Data entries:
****************************************

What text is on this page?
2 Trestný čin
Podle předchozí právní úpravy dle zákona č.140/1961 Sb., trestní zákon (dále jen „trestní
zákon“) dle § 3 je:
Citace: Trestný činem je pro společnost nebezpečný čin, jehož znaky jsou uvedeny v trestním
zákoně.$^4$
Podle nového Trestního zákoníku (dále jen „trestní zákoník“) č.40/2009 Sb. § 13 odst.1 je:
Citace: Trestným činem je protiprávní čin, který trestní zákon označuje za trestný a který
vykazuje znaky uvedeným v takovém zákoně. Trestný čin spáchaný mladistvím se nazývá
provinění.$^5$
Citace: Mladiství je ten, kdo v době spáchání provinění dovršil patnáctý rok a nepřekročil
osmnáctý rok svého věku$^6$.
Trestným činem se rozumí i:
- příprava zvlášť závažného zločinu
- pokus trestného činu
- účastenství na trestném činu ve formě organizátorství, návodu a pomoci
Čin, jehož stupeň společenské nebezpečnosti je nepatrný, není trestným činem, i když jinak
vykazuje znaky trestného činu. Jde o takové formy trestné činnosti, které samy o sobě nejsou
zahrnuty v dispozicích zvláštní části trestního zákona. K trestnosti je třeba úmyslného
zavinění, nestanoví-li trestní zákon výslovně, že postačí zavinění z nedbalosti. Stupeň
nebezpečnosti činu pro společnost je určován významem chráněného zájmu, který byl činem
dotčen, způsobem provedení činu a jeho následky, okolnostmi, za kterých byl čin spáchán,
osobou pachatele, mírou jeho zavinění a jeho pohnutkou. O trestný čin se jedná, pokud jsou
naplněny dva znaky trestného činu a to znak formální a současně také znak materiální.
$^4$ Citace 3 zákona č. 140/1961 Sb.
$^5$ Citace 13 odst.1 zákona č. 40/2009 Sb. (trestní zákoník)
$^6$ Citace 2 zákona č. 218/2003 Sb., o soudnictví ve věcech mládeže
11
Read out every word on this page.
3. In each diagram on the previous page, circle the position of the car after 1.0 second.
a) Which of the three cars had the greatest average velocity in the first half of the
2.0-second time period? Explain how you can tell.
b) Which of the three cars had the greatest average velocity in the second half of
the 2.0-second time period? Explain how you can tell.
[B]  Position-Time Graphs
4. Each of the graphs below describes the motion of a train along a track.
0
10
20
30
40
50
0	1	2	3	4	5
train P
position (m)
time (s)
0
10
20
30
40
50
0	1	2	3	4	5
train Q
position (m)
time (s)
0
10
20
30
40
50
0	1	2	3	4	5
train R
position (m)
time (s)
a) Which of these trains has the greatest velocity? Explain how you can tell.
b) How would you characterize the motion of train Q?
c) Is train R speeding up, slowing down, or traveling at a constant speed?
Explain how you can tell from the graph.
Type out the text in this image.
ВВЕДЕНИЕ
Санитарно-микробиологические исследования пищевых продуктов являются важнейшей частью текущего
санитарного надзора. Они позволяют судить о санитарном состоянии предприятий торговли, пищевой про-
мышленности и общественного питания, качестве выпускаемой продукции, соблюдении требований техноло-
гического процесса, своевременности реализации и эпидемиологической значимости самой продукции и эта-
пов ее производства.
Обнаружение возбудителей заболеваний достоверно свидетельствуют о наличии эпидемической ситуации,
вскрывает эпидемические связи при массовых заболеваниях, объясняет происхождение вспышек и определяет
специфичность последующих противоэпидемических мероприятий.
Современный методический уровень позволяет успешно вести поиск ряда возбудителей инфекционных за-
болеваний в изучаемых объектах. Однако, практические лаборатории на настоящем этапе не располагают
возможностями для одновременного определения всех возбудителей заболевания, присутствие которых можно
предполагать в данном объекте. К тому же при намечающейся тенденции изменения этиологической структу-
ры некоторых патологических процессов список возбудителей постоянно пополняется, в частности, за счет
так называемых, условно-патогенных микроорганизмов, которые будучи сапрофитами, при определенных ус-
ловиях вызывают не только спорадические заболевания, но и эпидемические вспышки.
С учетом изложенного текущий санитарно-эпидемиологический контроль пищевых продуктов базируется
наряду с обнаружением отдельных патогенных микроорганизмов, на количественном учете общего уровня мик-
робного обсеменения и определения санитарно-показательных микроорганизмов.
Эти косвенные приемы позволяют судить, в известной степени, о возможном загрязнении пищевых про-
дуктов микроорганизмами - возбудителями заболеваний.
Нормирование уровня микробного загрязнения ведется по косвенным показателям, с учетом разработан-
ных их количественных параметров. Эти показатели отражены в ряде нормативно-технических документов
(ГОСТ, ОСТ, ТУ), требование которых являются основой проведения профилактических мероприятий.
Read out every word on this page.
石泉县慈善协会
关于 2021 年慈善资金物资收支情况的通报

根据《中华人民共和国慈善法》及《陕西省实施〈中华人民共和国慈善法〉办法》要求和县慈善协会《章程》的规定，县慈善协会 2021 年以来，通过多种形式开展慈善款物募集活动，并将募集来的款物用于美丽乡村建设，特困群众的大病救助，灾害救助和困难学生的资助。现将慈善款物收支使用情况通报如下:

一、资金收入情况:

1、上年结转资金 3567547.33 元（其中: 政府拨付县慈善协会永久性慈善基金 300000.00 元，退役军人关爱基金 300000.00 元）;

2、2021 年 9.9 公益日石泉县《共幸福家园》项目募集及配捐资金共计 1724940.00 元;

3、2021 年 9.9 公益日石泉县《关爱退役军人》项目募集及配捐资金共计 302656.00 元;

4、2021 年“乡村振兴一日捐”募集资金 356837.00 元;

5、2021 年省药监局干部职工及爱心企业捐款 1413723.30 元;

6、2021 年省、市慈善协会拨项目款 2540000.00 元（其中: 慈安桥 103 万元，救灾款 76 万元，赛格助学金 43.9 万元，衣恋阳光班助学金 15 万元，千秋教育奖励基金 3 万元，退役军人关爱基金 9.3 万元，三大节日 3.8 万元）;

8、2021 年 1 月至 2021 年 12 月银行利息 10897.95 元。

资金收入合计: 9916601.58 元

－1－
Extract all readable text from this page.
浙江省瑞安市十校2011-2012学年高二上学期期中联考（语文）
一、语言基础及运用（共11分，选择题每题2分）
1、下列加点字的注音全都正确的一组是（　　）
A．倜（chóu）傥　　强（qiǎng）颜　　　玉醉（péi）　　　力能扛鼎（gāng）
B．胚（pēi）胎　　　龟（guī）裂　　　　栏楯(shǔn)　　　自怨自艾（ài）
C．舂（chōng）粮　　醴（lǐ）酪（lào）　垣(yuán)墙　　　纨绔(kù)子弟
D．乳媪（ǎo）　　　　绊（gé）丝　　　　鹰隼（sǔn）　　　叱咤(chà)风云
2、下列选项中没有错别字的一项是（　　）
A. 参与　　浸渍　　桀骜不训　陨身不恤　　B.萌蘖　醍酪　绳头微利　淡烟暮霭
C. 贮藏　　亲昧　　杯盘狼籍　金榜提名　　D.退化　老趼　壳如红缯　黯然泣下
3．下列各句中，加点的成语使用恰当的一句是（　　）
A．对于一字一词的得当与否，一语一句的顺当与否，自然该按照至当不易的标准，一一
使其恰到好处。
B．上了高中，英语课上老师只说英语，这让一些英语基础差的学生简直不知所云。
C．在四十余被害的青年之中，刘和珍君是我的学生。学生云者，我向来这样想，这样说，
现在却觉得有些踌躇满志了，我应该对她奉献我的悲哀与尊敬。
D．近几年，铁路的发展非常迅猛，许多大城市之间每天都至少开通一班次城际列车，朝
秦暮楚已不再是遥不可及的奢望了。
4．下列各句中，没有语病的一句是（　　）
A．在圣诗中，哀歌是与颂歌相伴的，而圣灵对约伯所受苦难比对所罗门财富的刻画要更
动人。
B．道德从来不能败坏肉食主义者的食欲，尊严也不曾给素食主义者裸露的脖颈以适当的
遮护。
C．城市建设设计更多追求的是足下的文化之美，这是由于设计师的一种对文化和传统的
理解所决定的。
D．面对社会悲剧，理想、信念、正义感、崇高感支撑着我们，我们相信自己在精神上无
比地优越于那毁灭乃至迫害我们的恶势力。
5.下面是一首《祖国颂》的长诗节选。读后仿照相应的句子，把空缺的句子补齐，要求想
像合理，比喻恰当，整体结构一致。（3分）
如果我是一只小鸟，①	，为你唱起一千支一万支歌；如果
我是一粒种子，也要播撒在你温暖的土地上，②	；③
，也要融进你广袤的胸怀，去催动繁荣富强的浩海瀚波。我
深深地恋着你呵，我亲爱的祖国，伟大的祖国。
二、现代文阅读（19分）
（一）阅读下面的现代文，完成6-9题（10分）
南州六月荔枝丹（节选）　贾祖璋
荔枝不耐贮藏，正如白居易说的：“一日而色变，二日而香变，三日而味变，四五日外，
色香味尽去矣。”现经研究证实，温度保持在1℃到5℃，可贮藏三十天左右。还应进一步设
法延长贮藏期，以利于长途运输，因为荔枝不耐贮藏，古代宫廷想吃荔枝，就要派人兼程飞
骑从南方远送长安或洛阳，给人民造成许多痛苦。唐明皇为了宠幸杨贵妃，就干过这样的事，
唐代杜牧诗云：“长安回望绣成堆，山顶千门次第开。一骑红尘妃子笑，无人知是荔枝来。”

****************************************

### WRITTEN REQUEST
Copy all lines from the material that hold "заболеваний".

### TASK OUTPUT
Обнаружение возбудителей заболеваний достоверно свидетельствуют о наличии эпидемической ситуации,
дуктов микроорганизмами - возбудителями заболеваний.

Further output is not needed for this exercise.